» Data provided:
==============================

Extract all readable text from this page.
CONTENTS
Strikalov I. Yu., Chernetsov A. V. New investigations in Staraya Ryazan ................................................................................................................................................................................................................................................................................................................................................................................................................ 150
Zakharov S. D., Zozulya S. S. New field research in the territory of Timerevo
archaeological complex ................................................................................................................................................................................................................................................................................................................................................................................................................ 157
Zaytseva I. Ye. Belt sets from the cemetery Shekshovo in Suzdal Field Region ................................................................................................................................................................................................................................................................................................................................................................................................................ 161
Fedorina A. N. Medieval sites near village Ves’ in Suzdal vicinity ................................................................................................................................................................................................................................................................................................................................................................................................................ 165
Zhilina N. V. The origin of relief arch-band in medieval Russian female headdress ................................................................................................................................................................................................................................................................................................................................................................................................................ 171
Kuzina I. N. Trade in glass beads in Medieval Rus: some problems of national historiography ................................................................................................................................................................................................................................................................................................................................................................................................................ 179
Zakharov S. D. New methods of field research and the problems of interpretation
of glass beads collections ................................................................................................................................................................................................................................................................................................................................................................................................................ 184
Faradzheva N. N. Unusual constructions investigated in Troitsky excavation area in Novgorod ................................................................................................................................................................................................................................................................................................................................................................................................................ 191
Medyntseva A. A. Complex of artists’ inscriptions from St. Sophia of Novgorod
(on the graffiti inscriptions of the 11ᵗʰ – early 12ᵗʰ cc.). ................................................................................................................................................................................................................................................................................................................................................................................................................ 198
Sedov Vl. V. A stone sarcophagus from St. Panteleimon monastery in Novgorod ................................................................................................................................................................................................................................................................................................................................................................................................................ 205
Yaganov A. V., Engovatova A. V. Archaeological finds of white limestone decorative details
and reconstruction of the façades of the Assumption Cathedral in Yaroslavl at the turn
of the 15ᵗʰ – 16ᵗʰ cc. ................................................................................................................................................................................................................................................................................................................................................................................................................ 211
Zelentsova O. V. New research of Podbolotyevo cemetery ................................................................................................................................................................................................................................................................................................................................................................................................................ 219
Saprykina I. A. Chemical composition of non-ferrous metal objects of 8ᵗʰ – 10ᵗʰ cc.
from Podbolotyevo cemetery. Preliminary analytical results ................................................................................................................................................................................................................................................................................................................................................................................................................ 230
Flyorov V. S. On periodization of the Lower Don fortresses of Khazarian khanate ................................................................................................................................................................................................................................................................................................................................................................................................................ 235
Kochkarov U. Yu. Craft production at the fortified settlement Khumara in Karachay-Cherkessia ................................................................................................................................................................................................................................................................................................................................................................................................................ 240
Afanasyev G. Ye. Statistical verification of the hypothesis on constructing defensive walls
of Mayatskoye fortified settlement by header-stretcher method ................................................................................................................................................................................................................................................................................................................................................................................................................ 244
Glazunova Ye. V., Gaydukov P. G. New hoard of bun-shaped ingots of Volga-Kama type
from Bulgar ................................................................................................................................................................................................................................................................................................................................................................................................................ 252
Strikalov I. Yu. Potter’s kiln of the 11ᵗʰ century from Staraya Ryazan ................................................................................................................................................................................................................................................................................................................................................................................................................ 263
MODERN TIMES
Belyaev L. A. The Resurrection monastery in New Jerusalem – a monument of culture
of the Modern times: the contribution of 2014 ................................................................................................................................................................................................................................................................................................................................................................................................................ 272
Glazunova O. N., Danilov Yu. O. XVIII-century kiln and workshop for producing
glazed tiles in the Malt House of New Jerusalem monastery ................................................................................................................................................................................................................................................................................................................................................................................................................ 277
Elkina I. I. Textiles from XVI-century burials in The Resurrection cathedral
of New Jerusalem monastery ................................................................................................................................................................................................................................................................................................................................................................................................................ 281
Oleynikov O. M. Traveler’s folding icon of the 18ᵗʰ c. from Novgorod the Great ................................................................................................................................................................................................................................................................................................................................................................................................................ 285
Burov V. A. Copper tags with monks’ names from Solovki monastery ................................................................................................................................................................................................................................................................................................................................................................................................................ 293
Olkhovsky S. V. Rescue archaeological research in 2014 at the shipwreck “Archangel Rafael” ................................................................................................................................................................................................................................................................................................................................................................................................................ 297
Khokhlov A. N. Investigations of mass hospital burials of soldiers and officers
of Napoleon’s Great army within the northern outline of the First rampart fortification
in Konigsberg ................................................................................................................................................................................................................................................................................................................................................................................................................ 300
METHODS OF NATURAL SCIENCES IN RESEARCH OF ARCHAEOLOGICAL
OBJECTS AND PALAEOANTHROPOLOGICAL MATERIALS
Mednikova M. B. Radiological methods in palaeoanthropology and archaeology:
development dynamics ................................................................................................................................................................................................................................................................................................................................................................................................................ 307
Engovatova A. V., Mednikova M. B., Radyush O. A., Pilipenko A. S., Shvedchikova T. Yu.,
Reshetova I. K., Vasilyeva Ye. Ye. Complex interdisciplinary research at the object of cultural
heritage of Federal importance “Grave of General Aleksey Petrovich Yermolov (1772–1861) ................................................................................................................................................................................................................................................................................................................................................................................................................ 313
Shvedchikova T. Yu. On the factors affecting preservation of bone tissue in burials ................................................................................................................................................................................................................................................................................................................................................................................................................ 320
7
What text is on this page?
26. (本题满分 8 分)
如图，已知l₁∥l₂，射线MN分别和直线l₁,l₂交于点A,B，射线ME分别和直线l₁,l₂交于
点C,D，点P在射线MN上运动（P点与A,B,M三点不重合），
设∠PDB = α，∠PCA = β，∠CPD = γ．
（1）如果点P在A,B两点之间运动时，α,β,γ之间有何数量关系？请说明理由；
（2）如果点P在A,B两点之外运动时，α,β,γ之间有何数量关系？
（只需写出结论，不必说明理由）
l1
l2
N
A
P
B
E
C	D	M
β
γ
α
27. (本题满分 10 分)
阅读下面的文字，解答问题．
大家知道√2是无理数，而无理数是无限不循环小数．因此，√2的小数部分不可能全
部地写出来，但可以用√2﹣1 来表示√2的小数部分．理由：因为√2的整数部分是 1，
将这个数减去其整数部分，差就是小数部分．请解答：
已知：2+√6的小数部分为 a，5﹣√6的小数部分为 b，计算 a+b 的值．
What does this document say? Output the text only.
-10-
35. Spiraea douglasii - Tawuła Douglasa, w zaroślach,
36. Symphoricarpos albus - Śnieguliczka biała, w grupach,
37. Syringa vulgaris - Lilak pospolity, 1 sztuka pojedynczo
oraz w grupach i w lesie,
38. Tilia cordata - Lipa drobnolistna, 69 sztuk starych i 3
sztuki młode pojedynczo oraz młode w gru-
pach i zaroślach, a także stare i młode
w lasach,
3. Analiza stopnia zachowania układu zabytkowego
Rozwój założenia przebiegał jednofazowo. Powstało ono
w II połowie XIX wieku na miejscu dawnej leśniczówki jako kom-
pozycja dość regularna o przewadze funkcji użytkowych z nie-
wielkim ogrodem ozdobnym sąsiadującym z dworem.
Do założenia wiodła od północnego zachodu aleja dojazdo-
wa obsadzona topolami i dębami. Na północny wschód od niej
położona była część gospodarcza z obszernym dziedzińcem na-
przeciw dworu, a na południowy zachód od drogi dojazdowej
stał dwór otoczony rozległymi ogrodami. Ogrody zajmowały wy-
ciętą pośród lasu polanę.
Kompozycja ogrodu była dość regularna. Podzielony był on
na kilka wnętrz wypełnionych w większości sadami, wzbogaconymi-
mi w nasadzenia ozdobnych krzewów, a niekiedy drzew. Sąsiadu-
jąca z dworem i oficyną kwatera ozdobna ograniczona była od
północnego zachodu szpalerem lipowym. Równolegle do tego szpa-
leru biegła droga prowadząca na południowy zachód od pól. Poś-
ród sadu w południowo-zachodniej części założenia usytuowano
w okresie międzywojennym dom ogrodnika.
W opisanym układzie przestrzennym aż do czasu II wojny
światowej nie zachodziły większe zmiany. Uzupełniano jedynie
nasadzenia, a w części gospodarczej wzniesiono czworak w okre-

==============================

» Given exercise: Take every line above carrying "zachodu" and return it.

» Solved problem:
Do założenia wiodła od północnego zachodu aleja dojazdo-
północnego zachodu szpalerem lipowym. Równolegle do tego szpa-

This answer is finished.